(Part of a data file)

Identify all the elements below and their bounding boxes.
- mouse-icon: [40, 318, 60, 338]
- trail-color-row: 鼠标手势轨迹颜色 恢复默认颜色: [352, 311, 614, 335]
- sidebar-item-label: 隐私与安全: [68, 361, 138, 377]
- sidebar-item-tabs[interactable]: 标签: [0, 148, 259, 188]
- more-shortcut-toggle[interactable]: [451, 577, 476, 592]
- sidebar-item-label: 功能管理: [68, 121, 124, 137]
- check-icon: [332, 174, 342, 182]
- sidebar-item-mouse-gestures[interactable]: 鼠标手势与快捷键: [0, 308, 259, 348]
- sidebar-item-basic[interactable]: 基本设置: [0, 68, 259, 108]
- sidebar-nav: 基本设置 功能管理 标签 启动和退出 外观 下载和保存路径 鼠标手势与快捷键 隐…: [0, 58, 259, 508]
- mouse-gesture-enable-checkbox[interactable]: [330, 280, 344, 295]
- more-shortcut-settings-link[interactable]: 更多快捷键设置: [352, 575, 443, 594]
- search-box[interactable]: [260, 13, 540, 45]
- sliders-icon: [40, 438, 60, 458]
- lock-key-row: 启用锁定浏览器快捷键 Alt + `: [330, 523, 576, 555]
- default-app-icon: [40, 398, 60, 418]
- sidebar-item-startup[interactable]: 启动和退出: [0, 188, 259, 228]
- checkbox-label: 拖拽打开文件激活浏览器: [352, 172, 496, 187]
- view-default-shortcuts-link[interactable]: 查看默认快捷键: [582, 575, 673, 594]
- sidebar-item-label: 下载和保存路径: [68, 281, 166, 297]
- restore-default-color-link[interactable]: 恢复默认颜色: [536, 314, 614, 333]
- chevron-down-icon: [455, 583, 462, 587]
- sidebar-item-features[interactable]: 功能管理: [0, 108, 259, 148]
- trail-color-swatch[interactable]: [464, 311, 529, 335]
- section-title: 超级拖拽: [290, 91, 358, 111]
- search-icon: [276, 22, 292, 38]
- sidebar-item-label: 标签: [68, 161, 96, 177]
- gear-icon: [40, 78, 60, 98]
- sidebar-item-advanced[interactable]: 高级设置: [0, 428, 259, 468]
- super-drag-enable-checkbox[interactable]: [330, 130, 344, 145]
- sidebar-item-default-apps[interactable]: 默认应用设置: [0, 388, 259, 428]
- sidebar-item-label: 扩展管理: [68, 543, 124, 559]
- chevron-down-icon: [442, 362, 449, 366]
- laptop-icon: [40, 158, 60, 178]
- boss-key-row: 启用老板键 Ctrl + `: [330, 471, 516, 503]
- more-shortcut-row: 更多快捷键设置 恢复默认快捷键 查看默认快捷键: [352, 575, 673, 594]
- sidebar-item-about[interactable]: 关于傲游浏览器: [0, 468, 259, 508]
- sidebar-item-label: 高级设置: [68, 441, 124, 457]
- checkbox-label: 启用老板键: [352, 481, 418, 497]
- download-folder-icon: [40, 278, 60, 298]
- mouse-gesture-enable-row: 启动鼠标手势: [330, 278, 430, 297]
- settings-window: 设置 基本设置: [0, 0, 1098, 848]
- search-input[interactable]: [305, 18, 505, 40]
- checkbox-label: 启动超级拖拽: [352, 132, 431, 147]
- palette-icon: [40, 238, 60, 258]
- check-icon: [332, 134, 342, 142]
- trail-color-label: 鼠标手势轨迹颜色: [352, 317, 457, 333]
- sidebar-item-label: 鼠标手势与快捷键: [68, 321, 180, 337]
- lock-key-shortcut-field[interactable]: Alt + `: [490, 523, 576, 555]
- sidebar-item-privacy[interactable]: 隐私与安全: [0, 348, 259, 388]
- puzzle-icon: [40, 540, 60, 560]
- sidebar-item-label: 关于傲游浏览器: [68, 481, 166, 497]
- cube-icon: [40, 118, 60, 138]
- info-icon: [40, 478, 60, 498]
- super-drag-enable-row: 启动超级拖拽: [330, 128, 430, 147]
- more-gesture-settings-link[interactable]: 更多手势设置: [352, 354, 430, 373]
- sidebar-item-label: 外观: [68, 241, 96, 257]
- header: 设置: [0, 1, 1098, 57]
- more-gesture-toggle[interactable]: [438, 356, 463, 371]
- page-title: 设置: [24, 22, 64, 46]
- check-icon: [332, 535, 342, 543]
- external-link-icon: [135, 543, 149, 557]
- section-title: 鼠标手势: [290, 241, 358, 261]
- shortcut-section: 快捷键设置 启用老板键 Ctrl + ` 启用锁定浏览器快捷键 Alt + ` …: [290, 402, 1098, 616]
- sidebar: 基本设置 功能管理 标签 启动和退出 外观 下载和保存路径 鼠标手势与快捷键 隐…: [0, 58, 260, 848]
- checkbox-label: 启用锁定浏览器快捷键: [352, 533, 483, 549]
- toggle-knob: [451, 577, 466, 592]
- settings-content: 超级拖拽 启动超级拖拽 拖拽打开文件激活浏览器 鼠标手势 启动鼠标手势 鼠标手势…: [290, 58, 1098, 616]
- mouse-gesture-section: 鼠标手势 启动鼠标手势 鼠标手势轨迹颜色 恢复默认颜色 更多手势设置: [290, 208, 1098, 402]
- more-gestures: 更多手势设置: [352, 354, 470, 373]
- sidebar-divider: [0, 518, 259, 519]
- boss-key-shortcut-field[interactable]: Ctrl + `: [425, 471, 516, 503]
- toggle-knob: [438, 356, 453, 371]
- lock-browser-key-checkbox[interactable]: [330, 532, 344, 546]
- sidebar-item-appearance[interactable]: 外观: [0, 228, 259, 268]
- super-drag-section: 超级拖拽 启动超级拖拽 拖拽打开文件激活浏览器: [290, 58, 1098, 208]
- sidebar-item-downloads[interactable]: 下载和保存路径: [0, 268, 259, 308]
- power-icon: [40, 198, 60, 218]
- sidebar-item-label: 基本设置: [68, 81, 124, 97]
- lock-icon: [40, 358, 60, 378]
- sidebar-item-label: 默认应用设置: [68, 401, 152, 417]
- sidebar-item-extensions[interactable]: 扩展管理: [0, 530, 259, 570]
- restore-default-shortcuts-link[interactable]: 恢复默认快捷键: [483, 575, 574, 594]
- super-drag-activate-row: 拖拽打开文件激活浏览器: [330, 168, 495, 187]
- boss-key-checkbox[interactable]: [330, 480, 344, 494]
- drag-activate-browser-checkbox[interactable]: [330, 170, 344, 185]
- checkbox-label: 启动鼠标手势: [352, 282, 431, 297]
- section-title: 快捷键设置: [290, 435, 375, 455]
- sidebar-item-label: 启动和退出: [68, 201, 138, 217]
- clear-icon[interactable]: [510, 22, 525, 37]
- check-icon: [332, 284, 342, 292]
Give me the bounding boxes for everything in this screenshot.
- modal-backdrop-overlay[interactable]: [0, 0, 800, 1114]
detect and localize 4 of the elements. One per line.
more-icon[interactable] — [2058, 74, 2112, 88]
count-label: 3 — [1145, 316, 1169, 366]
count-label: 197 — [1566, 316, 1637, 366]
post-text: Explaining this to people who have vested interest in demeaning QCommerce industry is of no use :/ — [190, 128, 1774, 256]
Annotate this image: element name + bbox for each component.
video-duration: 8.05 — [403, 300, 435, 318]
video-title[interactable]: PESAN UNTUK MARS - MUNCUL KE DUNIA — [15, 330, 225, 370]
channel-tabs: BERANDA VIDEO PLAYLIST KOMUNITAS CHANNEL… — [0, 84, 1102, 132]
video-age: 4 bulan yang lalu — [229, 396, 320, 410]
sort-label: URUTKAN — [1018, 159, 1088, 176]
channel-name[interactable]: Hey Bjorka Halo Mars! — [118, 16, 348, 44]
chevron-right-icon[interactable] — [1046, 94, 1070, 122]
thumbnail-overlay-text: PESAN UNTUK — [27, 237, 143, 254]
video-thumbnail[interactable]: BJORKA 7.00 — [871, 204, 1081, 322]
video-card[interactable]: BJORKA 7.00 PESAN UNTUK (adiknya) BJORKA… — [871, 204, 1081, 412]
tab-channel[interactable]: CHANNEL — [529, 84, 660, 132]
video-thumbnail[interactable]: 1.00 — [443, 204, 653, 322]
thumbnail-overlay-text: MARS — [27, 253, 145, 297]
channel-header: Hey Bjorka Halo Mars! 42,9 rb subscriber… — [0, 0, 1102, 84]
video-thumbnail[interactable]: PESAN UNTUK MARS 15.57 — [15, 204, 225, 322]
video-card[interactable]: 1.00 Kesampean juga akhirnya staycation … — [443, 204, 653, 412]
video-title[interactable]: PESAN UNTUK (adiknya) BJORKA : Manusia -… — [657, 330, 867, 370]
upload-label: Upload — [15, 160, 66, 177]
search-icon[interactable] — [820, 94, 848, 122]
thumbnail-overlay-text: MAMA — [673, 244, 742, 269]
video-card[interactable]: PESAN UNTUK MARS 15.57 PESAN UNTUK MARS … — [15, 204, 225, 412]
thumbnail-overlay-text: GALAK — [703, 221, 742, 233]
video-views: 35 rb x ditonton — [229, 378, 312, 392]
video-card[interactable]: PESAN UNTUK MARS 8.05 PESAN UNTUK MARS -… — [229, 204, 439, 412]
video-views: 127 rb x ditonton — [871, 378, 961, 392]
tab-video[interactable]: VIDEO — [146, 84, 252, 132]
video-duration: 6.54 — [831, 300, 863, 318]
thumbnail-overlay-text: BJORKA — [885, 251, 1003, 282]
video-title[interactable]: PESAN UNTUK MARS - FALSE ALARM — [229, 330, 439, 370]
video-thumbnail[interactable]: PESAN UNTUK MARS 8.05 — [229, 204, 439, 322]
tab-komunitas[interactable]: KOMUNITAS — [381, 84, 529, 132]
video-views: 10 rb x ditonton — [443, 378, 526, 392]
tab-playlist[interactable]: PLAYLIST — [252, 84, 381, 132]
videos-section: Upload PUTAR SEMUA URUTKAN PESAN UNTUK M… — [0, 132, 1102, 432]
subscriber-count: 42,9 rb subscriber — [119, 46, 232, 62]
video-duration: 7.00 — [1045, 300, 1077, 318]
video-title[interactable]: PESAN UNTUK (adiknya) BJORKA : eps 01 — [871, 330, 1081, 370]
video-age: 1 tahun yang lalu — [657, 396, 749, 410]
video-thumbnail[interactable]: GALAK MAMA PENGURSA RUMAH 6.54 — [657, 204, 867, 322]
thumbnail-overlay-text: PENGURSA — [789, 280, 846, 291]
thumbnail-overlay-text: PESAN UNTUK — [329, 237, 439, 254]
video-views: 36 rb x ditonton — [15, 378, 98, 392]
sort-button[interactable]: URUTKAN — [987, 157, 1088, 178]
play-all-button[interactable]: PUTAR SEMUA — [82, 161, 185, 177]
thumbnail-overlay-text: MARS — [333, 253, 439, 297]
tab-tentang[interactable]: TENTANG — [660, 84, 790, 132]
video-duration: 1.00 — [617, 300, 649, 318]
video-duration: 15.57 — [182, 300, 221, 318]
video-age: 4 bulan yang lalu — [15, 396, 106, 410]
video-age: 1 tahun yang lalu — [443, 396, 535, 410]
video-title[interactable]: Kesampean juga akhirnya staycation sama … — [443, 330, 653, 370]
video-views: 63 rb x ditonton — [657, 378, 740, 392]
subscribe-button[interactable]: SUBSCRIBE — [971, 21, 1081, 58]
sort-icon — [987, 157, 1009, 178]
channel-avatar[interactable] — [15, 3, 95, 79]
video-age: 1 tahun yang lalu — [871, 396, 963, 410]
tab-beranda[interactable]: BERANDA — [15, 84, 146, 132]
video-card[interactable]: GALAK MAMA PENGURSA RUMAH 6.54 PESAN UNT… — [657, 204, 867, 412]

— AIM —
Rewrite the entries from the very first line down to the line containing "- check-icon: [332, 174, 342, 182]", changing every "sidebar-item-label" to "nav-item-label" and leaving everything else as it is.

— THE SOLUTION —
Identify all the elements below and their bounding boxes.
- mouse-icon: [40, 318, 60, 338]
- trail-color-row: 鼠标手势轨迹颜色 恢复默认颜色: [352, 311, 614, 335]
- nav-item-label: 隐私与安全: [68, 361, 138, 377]
- sidebar-item-tabs[interactable]: 标签: [0, 148, 259, 188]
- more-shortcut-toggle[interactable]: [451, 577, 476, 592]
- nav-item-label: 功能管理: [68, 121, 124, 137]
- check-icon: [332, 174, 342, 182]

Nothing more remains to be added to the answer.